L’exposition Distances est née de l’initiative de Takako Yabuki, artiste née au Japon vivant actuellement en France. En réunissant des artistes de quatre pays différents (Corée, France, Japon et Taïwan), il s’agit de poser un regard différencié sur la question de la « distance », considérée d’un point de vue politique, social ou historique.

Les artistes retenus pour l’exposition ont tous développé un style propre et leurs moyens d’expression sont aussi diversifiés : vidéo, sculpture, dessin, photographie ou installation. Quatre d’entre eux sont d’anciens résidents de la Cité internationale des Arts et ils ont étudié, pour la plupart en France dans des institutions renommées – ateliers de Guillaume Paris et de Giuseppe Penone aux Beaux-Arts de Paris, la Villa Arson, Le Fresnoy, Le Cube – après avoir débutés dans leur pays respectifs.

Ensemble d'enregistrements:
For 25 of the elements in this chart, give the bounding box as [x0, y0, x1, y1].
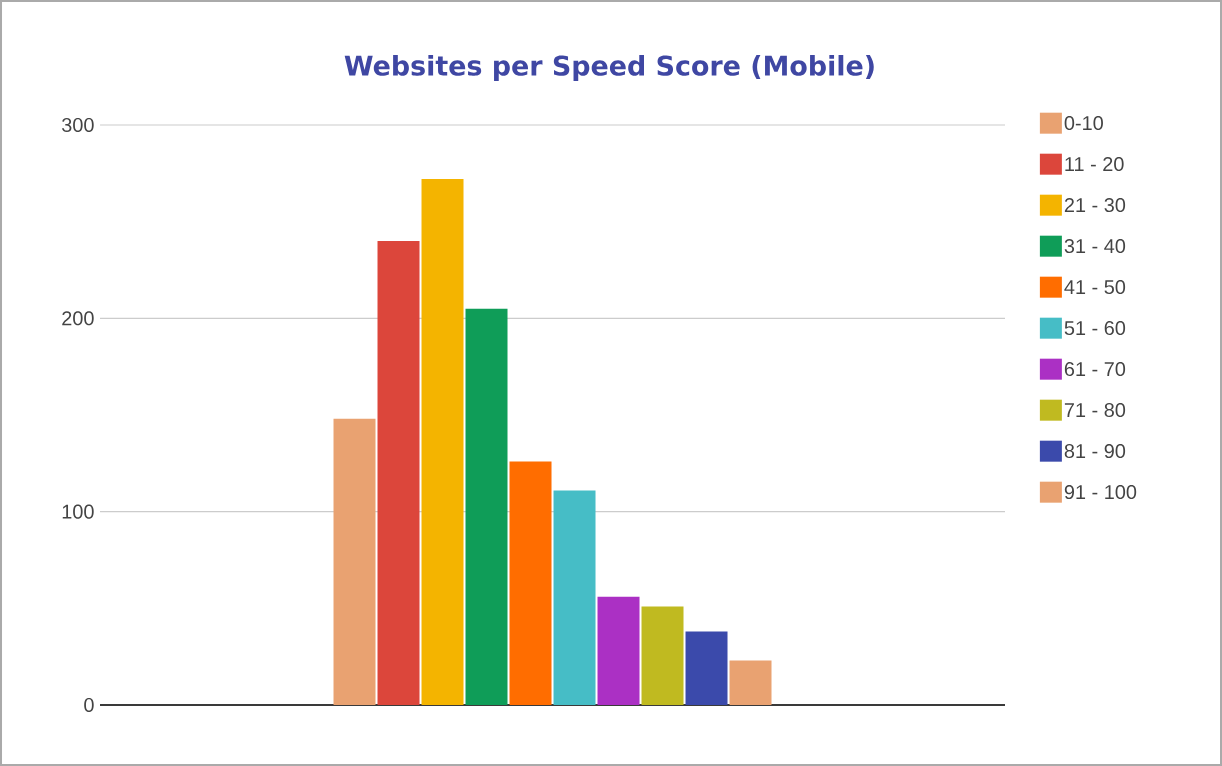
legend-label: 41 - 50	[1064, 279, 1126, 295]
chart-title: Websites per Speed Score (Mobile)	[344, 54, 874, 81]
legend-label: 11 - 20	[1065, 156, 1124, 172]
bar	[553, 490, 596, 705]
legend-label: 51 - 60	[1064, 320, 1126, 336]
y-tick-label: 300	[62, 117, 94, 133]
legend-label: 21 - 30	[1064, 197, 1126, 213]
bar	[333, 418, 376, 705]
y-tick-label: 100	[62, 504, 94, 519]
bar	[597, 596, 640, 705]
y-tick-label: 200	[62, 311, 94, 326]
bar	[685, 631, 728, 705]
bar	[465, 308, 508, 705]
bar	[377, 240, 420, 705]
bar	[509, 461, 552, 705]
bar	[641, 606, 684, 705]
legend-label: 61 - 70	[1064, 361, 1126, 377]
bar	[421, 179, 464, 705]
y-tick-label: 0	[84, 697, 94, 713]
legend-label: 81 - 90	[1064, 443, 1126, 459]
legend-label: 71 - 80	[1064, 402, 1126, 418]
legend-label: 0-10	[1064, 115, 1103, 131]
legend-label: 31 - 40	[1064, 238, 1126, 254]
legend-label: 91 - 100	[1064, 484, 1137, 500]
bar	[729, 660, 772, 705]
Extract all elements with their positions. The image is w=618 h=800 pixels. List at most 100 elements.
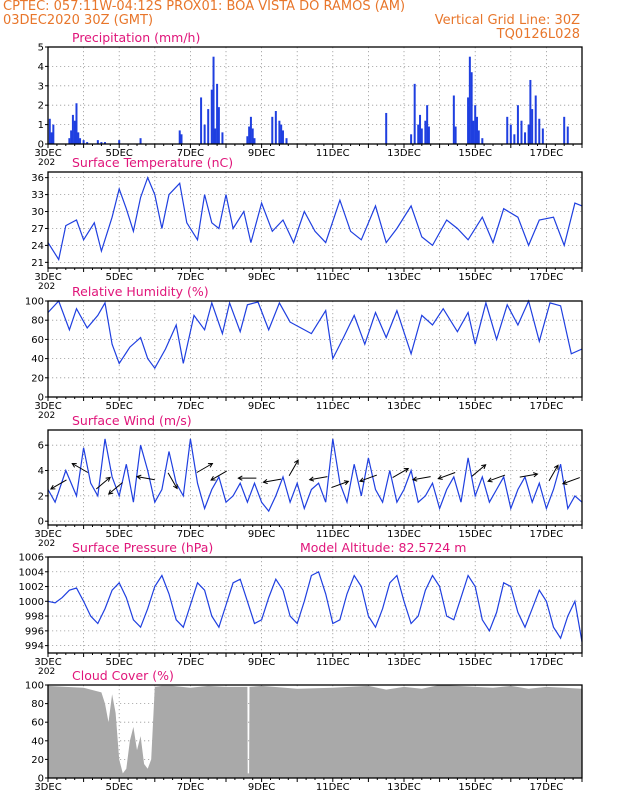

Consignes à suivre:
[1] D'après le texte sur l'exposition Distances, à l'initiative de qui cette exposition est-elle née ?
[2] Dans le texte sur l'exposition Distances, renvoyez tel quel le passage qui débute aux mots « L’exposition Distances est » et s'arrête après les mots « social ou historique. ».
[3] Reprenez le texte sur l'exposition Distances à partir de sa dernière phrase.
Les enregistrements proviennent d'une source distincte de celle du texte sur l'exposition Distances.

Réponses:
[1] Elle est née de l'initiative de Takako Yabuki, artiste née au Japon vivant actuellement en France.

[2]
L’exposition Distances est née de l’initiative de Takako Yabuki, artiste née au Japon vivant actuellement en France. En réunissant des artistes de quatre pays différents (Corée, France, Japon et Taïwan), il s’agit de poser un regard différencié sur la question de la « distance », considérée d’un point de vue politique, social ou historique.

[3]
Corée : Hyun-Wook KANG / You Kyeong OH
France : Julien COIGNET / David LASNIER
Japon : Kyoko NAGASHIMA / Takako YABUKI
Taïwan : Yu-Cheng CHOU / Hsin-Yi HO

Inventer la poésie d’un monde étrange

Chacun de nous, aujourd’hui comme hier, est le fruit de son éducation, de son milieu culturel et des endroits dans lesquels il a vécu. Mais aujourd’hui plus qu’hier, nombreux sont ceux qui ont dans leur vie d’enfant, d’adolescent et de jeune adulte changé de pays, d’environnement, de paysage, de cadre culturel. Cette mutation affecte bien sûr ceux qui voyagent mais aussi ceux qui ouvrent les portes de leur esprit à des pratiques provenant d’autres cultures « sans quitter leur berceau ». On peut dire qu’à des degrés différents, cette mutation est partagée par tous. Pourtant, il semble le plus souvent que nombreux sont ceux qui s’ingénient à la fuir ou à la nier, comme si c’était moins le fait qu’elle existe que le fait de la reconnaître et de prendre conscience de ses effets qui les troublerait.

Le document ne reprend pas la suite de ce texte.